══ Records provided ══

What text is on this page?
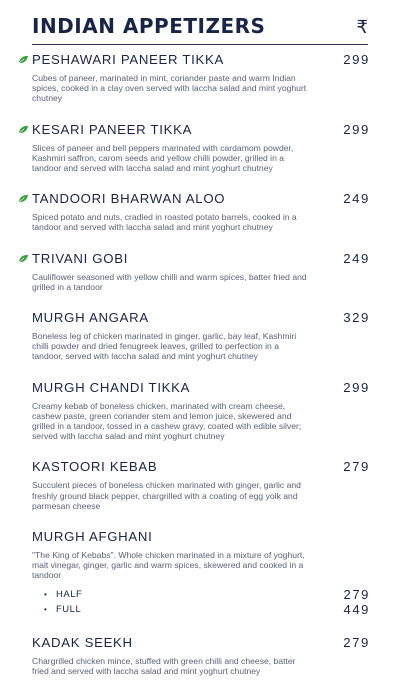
INDIAN APPETIZERS	₹
PESHAWARI PANEER TIKKA	299
Cubes of paneer, marinated in mint, coriander paste and warm Indian spices, cooked in a clay oven served with laccha salad and mint yoghurt chutney
KESARI PANEER TIKKA	299
Slices of paneer and bell peppers marinated with cardamom powder, Kashmiri saffron, carom seeds and yellow chilli powder, grilled in a tandoor and served with laccha salad and mint yoghurt chutney
TANDOORI BHARWAN ALOO	249
Spiced potato and nuts, cradled in roasted potato barrels, cooked in a tandoor and served with laccha salad and mint yoghurt chutney
TRIVANI GOBI	249
Cauliflower seasoned with yellow chilli and warm spices, batter fried and grilled in a tandoor
MURGH ANGARA	329
Boneless leg of chicken marinated in ginger, garlic, bay leaf, Kashmiri chilli powder and dried fenugreek leaves, grilled to perfection in a tandoor, served with laccha salad and mint yoghurt chutney
MURGH CHANDI TIKKA	299
Creamy kebab of boneless chicken, marinated with cream cheese, cashew paste, green coriander stem and lemon juice, skewered and grilled in a tandoor, tossed in a cashew gravy, coated with edible silver; served with laccha salad and mint yoghurt chutney
KASTOORI KEBAB	279
Succulent pieces of boneless chicken marinated with ginger, garlic and freshly ground black pepper, chargrilled with a coating of egg yolk and parmesan cheese
MURGH AFGHANI
"The King of Kebabs". Whole chicken marinated in a mixture of yoghurt, malt vinegar, ginger, garlic and warm spices, skewered and cooked in a tandoor
• HALF	279
• FULL	449
KADAK SEEKH	279
Chargrilled chicken mince, stuffed with green chilli and cheese, batter fried and served with laccha salad and mint yoghurt chutney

═══

Task prompt: Omit the images and transcribe all of the records above word for word.

Solution:
What text is on this page?
INDIAN APPETIZERS	₹
PESHAWARI PANEER TIKKA	299
Cubes of paneer, marinated in mint, coriander paste and warm Indian spices, cooked in a clay oven served with laccha salad and mint yoghurt chutney
KESARI PANEER TIKKA	299
Slices of paneer and bell peppers marinated with cardamom powder, Kashmiri saffron, carom seeds and yellow chilli powder, grilled in a tandoor and served with laccha salad and mint yoghurt chutney
TANDOORI BHARWAN ALOO	249
Spiced potato and nuts, cradled in roasted potato barrels, cooked in a tandoor and served with laccha salad and mint yoghurt chutney
TRIVANI GOBI	249
Cauliflower seasoned with yellow chilli and warm spices, batter fried and grilled in a tandoor
MURGH ANGARA	329
Boneless leg of chicken marinated in ginger, garlic, bay leaf, Kashmiri chilli powder and dried fenugreek leaves, grilled to perfection in a tandoor, served with laccha salad and mint yoghurt chutney
MURGH CHANDI TIKKA	299
Creamy kebab of boneless chicken, marinated with cream cheese, cashew paste, green coriander stem and lemon juice, skewered and grilled in a tandoor, tossed in a cashew gravy, coated with edible silver; served with laccha salad and mint yoghurt chutney
KASTOORI KEBAB	279
Succulent pieces of boneless chicken marinated with ginger, garlic and freshly ground black pepper, chargrilled with a coating of egg yolk and parmesan cheese
MURGH AFGHANI
"The King of Kebabs". Whole chicken marinated in a mixture of yoghurt, malt vinegar, ginger, garlic and warm spices, skewered and cooked in a tandoor
• HALF	279
• FULL	449
KADAK SEEKH	279
Chargrilled chicken mince, stuffed with green chilli and cheese, batter fried and served with laccha salad and mint yoghurt chutney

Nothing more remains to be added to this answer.